_Records of elements with their boxes_:
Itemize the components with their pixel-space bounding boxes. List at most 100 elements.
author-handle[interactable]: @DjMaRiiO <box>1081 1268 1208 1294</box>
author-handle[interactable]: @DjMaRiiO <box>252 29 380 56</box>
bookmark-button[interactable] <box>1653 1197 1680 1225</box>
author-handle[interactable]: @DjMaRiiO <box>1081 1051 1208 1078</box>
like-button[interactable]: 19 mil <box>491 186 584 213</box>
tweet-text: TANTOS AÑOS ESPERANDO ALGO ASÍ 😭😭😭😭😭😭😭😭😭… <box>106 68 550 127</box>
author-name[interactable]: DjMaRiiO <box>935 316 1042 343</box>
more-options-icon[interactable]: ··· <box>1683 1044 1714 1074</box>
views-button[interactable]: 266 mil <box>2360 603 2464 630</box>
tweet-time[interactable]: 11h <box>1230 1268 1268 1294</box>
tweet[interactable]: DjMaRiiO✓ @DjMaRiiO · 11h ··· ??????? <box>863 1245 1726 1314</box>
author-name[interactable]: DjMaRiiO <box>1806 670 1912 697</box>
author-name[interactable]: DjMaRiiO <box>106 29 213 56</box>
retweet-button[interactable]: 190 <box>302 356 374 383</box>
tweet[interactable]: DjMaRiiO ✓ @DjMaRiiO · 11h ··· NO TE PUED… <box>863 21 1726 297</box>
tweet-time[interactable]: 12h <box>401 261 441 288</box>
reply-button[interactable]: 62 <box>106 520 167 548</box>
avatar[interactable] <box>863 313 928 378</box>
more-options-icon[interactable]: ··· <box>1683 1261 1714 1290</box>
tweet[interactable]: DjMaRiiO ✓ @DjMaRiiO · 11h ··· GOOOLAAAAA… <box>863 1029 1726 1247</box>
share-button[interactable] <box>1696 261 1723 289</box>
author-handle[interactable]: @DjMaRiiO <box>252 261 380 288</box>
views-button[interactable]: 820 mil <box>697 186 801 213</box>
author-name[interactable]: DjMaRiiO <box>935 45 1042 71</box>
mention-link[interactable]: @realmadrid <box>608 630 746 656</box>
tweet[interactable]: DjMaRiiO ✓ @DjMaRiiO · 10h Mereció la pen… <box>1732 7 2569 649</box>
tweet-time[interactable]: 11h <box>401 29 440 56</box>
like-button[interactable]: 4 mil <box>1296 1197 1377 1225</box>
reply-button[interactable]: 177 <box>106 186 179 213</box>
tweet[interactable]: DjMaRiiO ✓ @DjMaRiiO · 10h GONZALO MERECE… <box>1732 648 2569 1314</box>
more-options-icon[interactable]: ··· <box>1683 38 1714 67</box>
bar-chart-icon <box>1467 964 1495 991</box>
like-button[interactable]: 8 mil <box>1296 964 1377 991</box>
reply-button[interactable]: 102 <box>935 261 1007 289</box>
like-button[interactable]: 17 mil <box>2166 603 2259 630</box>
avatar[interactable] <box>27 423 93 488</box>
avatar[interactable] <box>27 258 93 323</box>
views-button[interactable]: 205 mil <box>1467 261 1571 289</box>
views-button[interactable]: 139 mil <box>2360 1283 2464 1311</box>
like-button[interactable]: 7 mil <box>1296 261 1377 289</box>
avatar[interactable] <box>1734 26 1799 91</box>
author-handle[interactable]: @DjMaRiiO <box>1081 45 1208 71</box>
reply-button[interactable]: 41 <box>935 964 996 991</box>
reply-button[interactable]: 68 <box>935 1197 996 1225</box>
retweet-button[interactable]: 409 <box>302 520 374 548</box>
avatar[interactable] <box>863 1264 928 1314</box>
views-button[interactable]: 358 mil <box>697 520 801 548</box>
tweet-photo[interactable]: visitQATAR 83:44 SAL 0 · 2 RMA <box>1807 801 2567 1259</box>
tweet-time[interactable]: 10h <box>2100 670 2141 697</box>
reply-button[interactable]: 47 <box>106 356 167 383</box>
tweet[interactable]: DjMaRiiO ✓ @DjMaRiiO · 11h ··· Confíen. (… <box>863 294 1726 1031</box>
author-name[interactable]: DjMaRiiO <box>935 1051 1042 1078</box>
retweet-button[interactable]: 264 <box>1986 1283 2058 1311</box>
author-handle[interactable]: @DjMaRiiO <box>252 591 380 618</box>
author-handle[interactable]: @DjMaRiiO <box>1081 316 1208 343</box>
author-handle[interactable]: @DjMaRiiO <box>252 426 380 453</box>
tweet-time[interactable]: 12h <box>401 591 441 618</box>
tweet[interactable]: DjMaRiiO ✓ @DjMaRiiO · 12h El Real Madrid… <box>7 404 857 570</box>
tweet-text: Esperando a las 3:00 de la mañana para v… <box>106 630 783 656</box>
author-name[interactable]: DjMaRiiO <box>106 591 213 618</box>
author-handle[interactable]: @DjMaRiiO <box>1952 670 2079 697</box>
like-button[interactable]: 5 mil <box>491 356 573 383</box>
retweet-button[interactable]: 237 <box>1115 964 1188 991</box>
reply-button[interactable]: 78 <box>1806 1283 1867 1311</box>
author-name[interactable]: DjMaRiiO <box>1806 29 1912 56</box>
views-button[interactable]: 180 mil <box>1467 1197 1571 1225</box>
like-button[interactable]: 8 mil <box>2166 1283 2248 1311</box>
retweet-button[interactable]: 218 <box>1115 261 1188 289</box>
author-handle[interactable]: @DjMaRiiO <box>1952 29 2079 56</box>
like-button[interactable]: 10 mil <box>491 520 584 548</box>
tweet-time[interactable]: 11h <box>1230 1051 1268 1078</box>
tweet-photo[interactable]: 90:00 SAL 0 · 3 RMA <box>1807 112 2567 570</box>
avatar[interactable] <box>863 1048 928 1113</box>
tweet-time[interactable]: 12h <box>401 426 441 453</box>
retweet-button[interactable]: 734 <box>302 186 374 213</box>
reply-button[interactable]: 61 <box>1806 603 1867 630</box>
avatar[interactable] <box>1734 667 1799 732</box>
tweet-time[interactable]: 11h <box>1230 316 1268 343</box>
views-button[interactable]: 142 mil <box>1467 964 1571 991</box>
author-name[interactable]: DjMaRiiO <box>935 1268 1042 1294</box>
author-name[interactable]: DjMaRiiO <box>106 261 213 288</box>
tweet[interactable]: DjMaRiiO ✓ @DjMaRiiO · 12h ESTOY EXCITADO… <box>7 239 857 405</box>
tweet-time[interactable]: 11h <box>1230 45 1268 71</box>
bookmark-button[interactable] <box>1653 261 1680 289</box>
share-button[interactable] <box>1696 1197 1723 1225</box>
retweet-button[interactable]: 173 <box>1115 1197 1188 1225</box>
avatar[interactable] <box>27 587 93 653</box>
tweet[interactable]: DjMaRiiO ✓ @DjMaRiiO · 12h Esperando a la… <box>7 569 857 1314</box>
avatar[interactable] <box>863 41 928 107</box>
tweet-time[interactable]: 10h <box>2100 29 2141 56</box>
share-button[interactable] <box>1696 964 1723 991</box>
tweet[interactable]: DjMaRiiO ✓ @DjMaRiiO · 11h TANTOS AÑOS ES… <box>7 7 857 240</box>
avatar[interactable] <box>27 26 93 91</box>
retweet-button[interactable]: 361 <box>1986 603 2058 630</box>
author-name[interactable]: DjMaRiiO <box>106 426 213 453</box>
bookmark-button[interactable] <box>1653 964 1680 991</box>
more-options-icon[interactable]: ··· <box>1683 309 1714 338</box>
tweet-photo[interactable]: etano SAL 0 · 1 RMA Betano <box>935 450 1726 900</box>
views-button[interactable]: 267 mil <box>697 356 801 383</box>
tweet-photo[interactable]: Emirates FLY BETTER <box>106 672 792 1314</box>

_Exercise_:
Write out every line of the material above precisely as it stands, with no changes.

_Output for this exercise_:
Itemize the components with their pixel-space bounding boxes. List at most 100 elements.
author-handle[interactable]: @DjMaRiiO <box>1081 1268 1208 1294</box>
author-handle[interactable]: @DjMaRiiO <box>252 29 380 56</box>
bookmark-button[interactable] <box>1653 1197 1680 1225</box>
author-handle[interactable]: @DjMaRiiO <box>1081 1051 1208 1078</box>
like-button[interactable]: 19 mil <box>491 186 584 213</box>
tweet-text: TANTOS AÑOS ESPERANDO ALGO ASÍ 😭😭😭😭😭😭😭😭😭… <box>106 68 550 127</box>
author-name[interactable]: DjMaRiiO <box>935 316 1042 343</box>
more-options-icon[interactable]: ··· <box>1683 1044 1714 1074</box>
views-button[interactable]: 266 mil <box>2360 603 2464 630</box>
tweet-time[interactable]: 11h <box>1230 1268 1268 1294</box>
tweet[interactable]: DjMaRiiO✓ @DjMaRiiO · 11h ··· ??????? <box>863 1245 1726 1314</box>
author-name[interactable]: DjMaRiiO <box>1806 670 1912 697</box>
author-name[interactable]: DjMaRiiO <box>106 29 213 56</box>
retweet-button[interactable]: 190 <box>302 356 374 383</box>
tweet[interactable]: DjMaRiiO ✓ @DjMaRiiO · 11h ··· NO TE PUED… <box>863 21 1726 297</box>
tweet-time[interactable]: 12h <box>401 261 441 288</box>
reply-button[interactable]: 62 <box>106 520 167 548</box>
avatar[interactable] <box>863 313 928 378</box>
more-options-icon[interactable]: ··· <box>1683 1261 1714 1290</box>
tweet[interactable]: DjMaRiiO ✓ @DjMaRiiO · 11h ··· GOOOLAAAAA… <box>863 1029 1726 1247</box>
share-button[interactable] <box>1696 261 1723 289</box>
author-handle[interactable]: @DjMaRiiO <box>252 261 380 288</box>
views-button[interactable]: 820 mil <box>697 186 801 213</box>
author-name[interactable]: DjMaRiiO <box>935 45 1042 71</box>
mention-link[interactable]: @realmadrid <box>608 630 746 656</box>
tweet[interactable]: DjMaRiiO ✓ @DjMaRiiO · 10h Mereció la pen… <box>1732 7 2569 649</box>
tweet-time[interactable]: 11h <box>401 29 440 56</box>
like-button[interactable]: 4 mil <box>1296 1197 1377 1225</box>
reply-button[interactable]: 177 <box>106 186 179 213</box>
tweet[interactable]: DjMaRiiO ✓ @DjMaRiiO · 10h GONZALO MERECE… <box>1732 648 2569 1314</box>
more-options-icon[interactable]: ··· <box>1683 38 1714 67</box>
bar-chart-icon <box>1467 964 1495 991</box>
like-button[interactable]: 8 mil <box>1296 964 1377 991</box>
reply-button[interactable]: 102 <box>935 261 1007 289</box>
like-button[interactable]: 17 mil <box>2166 603 2259 630</box>
avatar[interactable] <box>27 423 93 488</box>
avatar[interactable] <box>27 258 93 323</box>
views-button[interactable]: 205 mil <box>1467 261 1571 289</box>
views-button[interactable]: 139 mil <box>2360 1283 2464 1311</box>
like-button[interactable]: 7 mil <box>1296 261 1377 289</box>
avatar[interactable] <box>1734 26 1799 91</box>
author-handle[interactable]: @DjMaRiiO <box>1081 45 1208 71</box>
reply-button[interactable]: 41 <box>935 964 996 991</box>
reply-button[interactable]: 68 <box>935 1197 996 1225</box>
retweet-button[interactable]: 409 <box>302 520 374 548</box>
avatar[interactable] <box>863 1264 928 1314</box>
views-button[interactable]: 358 mil <box>697 520 801 548</box>
tweet-photo[interactable]: visitQATAR 83:44 SAL 0 · 2 RMA <box>1807 801 2567 1259</box>
tweet-time[interactable]: 10h <box>2100 670 2141 697</box>
reply-button[interactable]: 47 <box>106 356 167 383</box>
tweet[interactable]: DjMaRiiO ✓ @DjMaRiiO · 11h ··· Confíen. (… <box>863 294 1726 1031</box>
author-name[interactable]: DjMaRiiO <box>935 1051 1042 1078</box>
retweet-button[interactable]: 264 <box>1986 1283 2058 1311</box>
author-handle[interactable]: @DjMaRiiO <box>252 591 380 618</box>
author-handle[interactable]: @DjMaRiiO <box>1081 316 1208 343</box>
author-handle[interactable]: @DjMaRiiO <box>252 426 380 453</box>
tweet-time[interactable]: 12h <box>401 591 441 618</box>
tweet[interactable]: DjMaRiiO ✓ @DjMaRiiO · 12h El Real Madrid… <box>7 404 857 570</box>
tweet-text: Esperando a las 3:00 de la mañana para v… <box>106 630 783 656</box>
author-name[interactable]: DjMaRiiO <box>106 591 213 618</box>
author-handle[interactable]: @DjMaRiiO <box>1952 670 2079 697</box>
like-button[interactable]: 5 mil <box>491 356 573 383</box>
retweet-button[interactable]: 237 <box>1115 964 1188 991</box>
reply-button[interactable]: 78 <box>1806 1283 1867 1311</box>
author-name[interactable]: DjMaRiiO <box>1806 29 1912 56</box>
views-button[interactable]: 180 mil <box>1467 1197 1571 1225</box>
like-button[interactable]: 8 mil <box>2166 1283 2248 1311</box>
retweet-button[interactable]: 218 <box>1115 261 1188 289</box>
author-handle[interactable]: @DjMaRiiO <box>1952 29 2079 56</box>
like-button[interactable]: 10 mil <box>491 520 584 548</box>
tweet-time[interactable]: 11h <box>1230 1051 1268 1078</box>
tweet-photo[interactable]: 90:00 SAL 0 · 3 RMA <box>1807 112 2567 570</box>
avatar[interactable] <box>863 1048 928 1113</box>
tweet-time[interactable]: 12h <box>401 426 441 453</box>
retweet-button[interactable]: 734 <box>302 186 374 213</box>
reply-button[interactable]: 61 <box>1806 603 1867 630</box>
avatar[interactable] <box>1734 667 1799 732</box>
tweet-time[interactable]: 11h <box>1230 316 1268 343</box>
views-button[interactable]: 142 mil <box>1467 964 1571 991</box>
author-name[interactable]: DjMaRiiO <box>935 1268 1042 1294</box>
author-name[interactable]: DjMaRiiO <box>106 261 213 288</box>
tweet[interactable]: DjMaRiiO ✓ @DjMaRiiO · 12h ESTOY EXCITADO… <box>7 239 857 405</box>
tweet-time[interactable]: 11h <box>1230 45 1268 71</box>
bookmark-button[interactable] <box>1653 261 1680 289</box>
share-button[interactable] <box>1696 1197 1723 1225</box>
retweet-button[interactable]: 173 <box>1115 1197 1188 1225</box>
avatar[interactable] <box>27 587 93 653</box>
tweet[interactable]: DjMaRiiO ✓ @DjMaRiiO · 12h Esperando a la… <box>7 569 857 1314</box>
avatar[interactable] <box>863 41 928 107</box>
tweet-time[interactable]: 10h <box>2100 29 2141 56</box>
share-button[interactable] <box>1696 964 1723 991</box>
tweet[interactable]: DjMaRiiO ✓ @DjMaRiiO · 11h TANTOS AÑOS ES… <box>7 7 857 240</box>
avatar[interactable] <box>27 26 93 91</box>
retweet-button[interactable]: 361 <box>1986 603 2058 630</box>
author-name[interactable]: DjMaRiiO <box>106 426 213 453</box>
bookmark-button[interactable] <box>1653 964 1680 991</box>
more-options-icon[interactable]: ··· <box>1683 309 1714 338</box>
tweet-photo[interactable]: etano SAL 0 · 1 RMA Betano <box>935 450 1726 900</box>
views-button[interactable]: 267 mil <box>697 356 801 383</box>
tweet-photo[interactable]: Emirates FLY BETTER <box>106 672 792 1314</box>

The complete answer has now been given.